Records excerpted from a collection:
>>

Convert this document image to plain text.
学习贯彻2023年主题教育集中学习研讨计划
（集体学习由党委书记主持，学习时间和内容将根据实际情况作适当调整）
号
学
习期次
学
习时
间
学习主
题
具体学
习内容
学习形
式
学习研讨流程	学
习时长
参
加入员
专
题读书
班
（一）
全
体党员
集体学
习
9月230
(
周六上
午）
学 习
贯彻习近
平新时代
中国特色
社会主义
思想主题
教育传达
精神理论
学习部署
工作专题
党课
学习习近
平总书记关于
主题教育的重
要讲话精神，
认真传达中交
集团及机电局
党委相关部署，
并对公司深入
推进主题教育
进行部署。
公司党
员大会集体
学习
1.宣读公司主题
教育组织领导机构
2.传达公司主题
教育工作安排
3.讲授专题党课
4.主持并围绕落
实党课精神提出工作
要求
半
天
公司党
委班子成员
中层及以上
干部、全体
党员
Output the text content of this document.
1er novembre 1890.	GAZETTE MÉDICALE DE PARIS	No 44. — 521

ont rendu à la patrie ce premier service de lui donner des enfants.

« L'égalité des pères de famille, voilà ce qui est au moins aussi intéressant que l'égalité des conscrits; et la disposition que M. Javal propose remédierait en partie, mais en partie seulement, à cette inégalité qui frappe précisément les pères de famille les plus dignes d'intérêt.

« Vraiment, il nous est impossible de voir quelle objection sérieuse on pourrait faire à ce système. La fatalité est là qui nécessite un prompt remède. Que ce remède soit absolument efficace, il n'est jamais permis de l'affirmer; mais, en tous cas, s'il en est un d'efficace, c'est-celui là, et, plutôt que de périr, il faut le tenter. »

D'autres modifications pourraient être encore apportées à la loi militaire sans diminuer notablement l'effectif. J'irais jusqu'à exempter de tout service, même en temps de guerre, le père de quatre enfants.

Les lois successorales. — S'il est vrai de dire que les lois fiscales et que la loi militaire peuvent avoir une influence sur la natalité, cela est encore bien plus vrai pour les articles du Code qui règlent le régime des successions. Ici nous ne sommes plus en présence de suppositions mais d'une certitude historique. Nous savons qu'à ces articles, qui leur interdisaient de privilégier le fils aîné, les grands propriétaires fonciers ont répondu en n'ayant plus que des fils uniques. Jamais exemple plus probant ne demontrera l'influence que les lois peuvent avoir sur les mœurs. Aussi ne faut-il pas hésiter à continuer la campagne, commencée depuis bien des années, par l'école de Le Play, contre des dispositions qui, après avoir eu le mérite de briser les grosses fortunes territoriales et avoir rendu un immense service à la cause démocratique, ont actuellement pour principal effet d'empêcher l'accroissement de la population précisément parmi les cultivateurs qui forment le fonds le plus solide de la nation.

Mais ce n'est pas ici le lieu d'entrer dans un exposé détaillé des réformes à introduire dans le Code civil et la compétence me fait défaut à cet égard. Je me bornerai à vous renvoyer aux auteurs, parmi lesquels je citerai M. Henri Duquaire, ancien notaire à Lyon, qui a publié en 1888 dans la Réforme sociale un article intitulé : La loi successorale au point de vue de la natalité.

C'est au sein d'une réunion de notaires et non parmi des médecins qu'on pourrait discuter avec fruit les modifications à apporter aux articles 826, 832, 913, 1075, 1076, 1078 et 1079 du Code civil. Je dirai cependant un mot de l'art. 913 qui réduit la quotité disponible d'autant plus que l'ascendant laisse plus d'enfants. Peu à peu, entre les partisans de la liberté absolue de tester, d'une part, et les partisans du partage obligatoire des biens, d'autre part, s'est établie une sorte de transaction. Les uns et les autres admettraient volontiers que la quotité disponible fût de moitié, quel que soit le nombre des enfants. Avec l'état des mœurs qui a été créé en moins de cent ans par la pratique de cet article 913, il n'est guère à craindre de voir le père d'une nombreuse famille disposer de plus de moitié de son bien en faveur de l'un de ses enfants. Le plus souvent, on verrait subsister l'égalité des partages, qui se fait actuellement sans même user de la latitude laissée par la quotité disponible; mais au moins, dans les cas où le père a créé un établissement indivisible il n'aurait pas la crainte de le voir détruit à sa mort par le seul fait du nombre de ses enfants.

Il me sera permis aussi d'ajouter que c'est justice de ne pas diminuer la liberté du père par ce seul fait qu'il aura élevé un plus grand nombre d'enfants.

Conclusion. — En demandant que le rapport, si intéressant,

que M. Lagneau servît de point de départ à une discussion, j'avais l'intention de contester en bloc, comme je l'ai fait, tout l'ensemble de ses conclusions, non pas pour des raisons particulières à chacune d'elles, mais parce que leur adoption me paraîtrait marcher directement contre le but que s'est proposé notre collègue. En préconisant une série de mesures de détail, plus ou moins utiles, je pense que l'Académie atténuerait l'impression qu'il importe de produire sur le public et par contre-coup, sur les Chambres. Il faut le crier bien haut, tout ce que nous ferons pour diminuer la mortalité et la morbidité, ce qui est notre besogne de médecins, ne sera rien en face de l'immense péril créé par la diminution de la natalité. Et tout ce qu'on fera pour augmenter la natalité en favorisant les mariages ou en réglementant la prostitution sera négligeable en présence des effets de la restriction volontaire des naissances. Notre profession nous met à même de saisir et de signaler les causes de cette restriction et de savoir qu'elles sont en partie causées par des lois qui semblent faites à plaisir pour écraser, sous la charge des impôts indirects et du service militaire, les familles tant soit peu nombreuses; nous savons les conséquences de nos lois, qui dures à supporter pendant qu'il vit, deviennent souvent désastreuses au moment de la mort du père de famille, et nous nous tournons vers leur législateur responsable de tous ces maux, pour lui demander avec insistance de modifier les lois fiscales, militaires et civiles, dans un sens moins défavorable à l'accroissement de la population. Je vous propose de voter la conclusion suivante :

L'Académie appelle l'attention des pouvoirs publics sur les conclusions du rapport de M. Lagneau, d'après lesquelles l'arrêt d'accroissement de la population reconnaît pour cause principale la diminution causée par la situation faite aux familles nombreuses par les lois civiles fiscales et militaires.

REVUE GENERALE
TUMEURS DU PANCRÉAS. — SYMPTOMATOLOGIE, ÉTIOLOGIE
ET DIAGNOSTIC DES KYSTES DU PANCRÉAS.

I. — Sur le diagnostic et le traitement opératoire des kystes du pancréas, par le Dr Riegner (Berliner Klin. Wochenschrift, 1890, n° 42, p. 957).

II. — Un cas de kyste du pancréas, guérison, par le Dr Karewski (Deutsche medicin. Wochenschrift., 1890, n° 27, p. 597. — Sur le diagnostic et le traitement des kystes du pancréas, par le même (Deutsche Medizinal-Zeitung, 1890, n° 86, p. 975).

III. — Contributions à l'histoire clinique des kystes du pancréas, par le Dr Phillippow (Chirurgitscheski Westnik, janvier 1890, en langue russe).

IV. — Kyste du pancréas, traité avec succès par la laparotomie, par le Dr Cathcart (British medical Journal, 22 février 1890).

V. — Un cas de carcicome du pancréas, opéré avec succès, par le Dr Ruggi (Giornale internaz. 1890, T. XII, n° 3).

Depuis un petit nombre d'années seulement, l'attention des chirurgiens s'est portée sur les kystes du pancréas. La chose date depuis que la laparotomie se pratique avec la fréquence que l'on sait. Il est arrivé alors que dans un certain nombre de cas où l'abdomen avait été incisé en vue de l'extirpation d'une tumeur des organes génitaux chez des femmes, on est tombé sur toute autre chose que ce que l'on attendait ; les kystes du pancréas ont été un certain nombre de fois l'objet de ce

<<

Exact output of every entry is required.

Convert this document image to plain text.
学习贯彻2023年主题教育集中学习研讨计划
（集体学习由党委书记主持，学习时间和内容将根据实际情况作适当调整）
号
学
习期次
学
习时
间
学习主
题
具体学
习内容
学习形
式
学习研讨流程	学
习时长
参
加入员
专
题读书
班
（一）
全
体党员
集体学
习
9月230
(
周六上
午）
学 习
贯彻习近
平新时代
中国特色
社会主义
思想主题
教育传达
精神理论
学习部署
工作专题
党课
学习习近
平总书记关于
主题教育的重
要讲话精神，
认真传达中交
集团及机电局
党委相关部署，
并对公司深入
推进主题教育
进行部署。
公司党
员大会集体
学习
1.宣读公司主题
教育组织领导机构
2.传达公司主题
教育工作安排
3.讲授专题党课
4.主持并围绕落
实党课精神提出工作
要求
半
天
公司党
委班子成员
中层及以上
干部、全体
党员
Output the text content of this document.
1er novembre 1890.	GAZETTE MÉDICALE DE PARIS	No 44. — 521

ont rendu à la patrie ce premier service de lui donner des enfants.

« L'égalité des pères de famille, voilà ce qui est au moins aussi intéressant que l'égalité des conscrits; et la disposition que M. Javal propose remédierait en partie, mais en partie seulement, à cette inégalité qui frappe précisément les pères de famille les plus dignes d'intérêt.

« Vraiment, il nous est impossible de voir quelle objection sérieuse on pourrait faire à ce système. La fatalité est là qui nécessite un prompt remède. Que ce remède soit absolument efficace, il n'est jamais permis de l'affirmer; mais, en tous cas, s'il en est un d'efficace, c'est-celui là, et, plutôt que de périr, il faut le tenter. »

D'autres modifications pourraient être encore apportées à la loi militaire sans diminuer notablement l'effectif. J'irais jusqu'à exempter de tout service, même en temps de guerre, le père de quatre enfants.

Les lois successorales. — S'il est vrai de dire que les lois fiscales et que la loi militaire peuvent avoir une influence sur la natalité, cela est encore bien plus vrai pour les articles du Code qui règlent le régime des successions. Ici nous ne sommes plus en présence de suppositions mais d'une certitude historique. Nous savons qu'à ces articles, qui leur interdisaient de privilégier le fils aîné, les grands propriétaires fonciers ont répondu en n'ayant plus que des fils uniques. Jamais exemple plus probant ne demontrera l'influence que les lois peuvent avoir sur les mœurs. Aussi ne faut-il pas hésiter à continuer la campagne, commencée depuis bien des années, par l'école de Le Play, contre des dispositions qui, après avoir eu le mérite de briser les grosses fortunes territoriales et avoir rendu un immense service à la cause démocratique, ont actuellement pour principal effet d'empêcher l'accroissement de la population précisément parmi les cultivateurs qui forment le fonds le plus solide de la nation.

Mais ce n'est pas ici le lieu d'entrer dans un exposé détaillé des réformes à introduire dans le Code civil et la compétence me fait défaut à cet égard. Je me bornerai à vous renvoyer aux auteurs, parmi lesquels je citerai M. Henri Duquaire, ancien notaire à Lyon, qui a publié en 1888 dans la Réforme sociale un article intitulé : La loi successorale au point de vue de la natalité.

C'est au sein d'une réunion de notaires et non parmi des médecins qu'on pourrait discuter avec fruit les modifications à apporter aux articles 826, 832, 913, 1075, 1076, 1078 et 1079 du Code civil. Je dirai cependant un mot de l'art. 913 qui réduit la quotité disponible d'autant plus que l'ascendant laisse plus d'enfants. Peu à peu, entre les partisans de la liberté absolue de tester, d'une part, et les partisans du partage obligatoire des biens, d'autre part, s'est établie une sorte de transaction. Les uns et les autres admettraient volontiers que la quotité disponible fût de moitié, quel que soit le nombre des enfants. Avec l'état des mœurs qui a été créé en moins de cent ans par la pratique de cet article 913, il n'est guère à craindre de voir le père d'une nombreuse famille disposer de plus de moitié de son bien en faveur de l'un de ses enfants. Le plus souvent, on verrait subsister l'égalité des partages, qui se fait actuellement sans même user de la latitude laissée par la quotité disponible; mais au moins, dans les cas où le père a créé un établissement indivisible il n'aurait pas la crainte de le voir détruit à sa mort par le seul fait du nombre de ses enfants.

Il me sera permis aussi d'ajouter que c'est justice de ne pas diminuer la liberté du père par ce seul fait qu'il aura élevé un plus grand nombre d'enfants.

Conclusion. — En demandant que le rapport, si intéressant,

que M. Lagneau servît de point de départ à une discussion, j'avais l'intention de contester en bloc, comme je l'ai fait, tout l'ensemble de ses conclusions, non pas pour des raisons particulières à chacune d'elles, mais parce que leur adoption me paraîtrait marcher directement contre le but que s'est proposé notre collègue. En préconisant une série de mesures de détail, plus ou moins utiles, je pense que l'Académie atténuerait l'impression qu'il importe de produire sur le public et par contre-coup, sur les Chambres. Il faut le crier bien haut, tout ce que nous ferons pour diminuer la mortalité et la morbidité, ce qui est notre besogne de médecins, ne sera rien en face de l'immense péril créé par la diminution de la natalité. Et tout ce qu'on fera pour augmenter la natalité en favorisant les mariages ou en réglementant la prostitution sera négligeable en présence des effets de la restriction volontaire des naissances. Notre profession nous met à même de saisir et de signaler les causes de cette restriction et de savoir qu'elles sont en partie causées par des lois qui semblent faites à plaisir pour écraser, sous la charge des impôts indirects et du service militaire, les familles tant soit peu nombreuses; nous savons les conséquences de nos lois, qui dures à supporter pendant qu'il vit, deviennent souvent désastreuses au moment de la mort du père de famille, et nous nous tournons vers leur législateur responsable de tous ces maux, pour lui demander avec insistance de modifier les lois fiscales, militaires et civiles, dans un sens moins défavorable à l'accroissement de la population. Je vous propose de voter la conclusion suivante :

L'Académie appelle l'attention des pouvoirs publics sur les conclusions du rapport de M. Lagneau, d'après lesquelles l'arrêt d'accroissement de la population reconnaît pour cause principale la diminution causée par la situation faite aux familles nombreuses par les lois civiles fiscales et militaires.

REVUE GENERALE
TUMEURS DU PANCRÉAS. — SYMPTOMATOLOGIE, ÉTIOLOGIE
ET DIAGNOSTIC DES KYSTES DU PANCRÉAS.

I. — Sur le diagnostic et le traitement opératoire des kystes du pancréas, par le Dr Riegner (Berliner Klin. Wochenschrift, 1890, n° 42, p. 957).

II. — Un cas de kyste du pancréas, guérison, par le Dr Karewski (Deutsche medicin. Wochenschrift., 1890, n° 27, p. 597. — Sur le diagnostic et le traitement des kystes du pancréas, par le même (Deutsche Medizinal-Zeitung, 1890, n° 86, p. 975).

III. — Contributions à l'histoire clinique des kystes du pancréas, par le Dr Phillippow (Chirurgitscheski Westnik, janvier 1890, en langue russe).

IV. — Kyste du pancréas, traité avec succès par la laparotomie, par le Dr Cathcart (British medical Journal, 22 février 1890).

V. — Un cas de carcicome du pancréas, opéré avec succès, par le Dr Ruggi (Giornale internaz. 1890, T. XII, n° 3).

Depuis un petit nombre d'années seulement, l'attention des chirurgiens s'est portée sur les kystes du pancréas. La chose date depuis que la laparotomie se pratique avec la fréquence que l'on sait. Il est arrivé alors que dans un certain nombre de cas où l'abdomen avait été incisé en vue de l'extirpation d'une tumeur des organes génitaux chez des femmes, on est tombé sur toute autre chose que ce que l'on attendait ; les kystes du pancréas ont été un certain nombre de fois l'objet de ce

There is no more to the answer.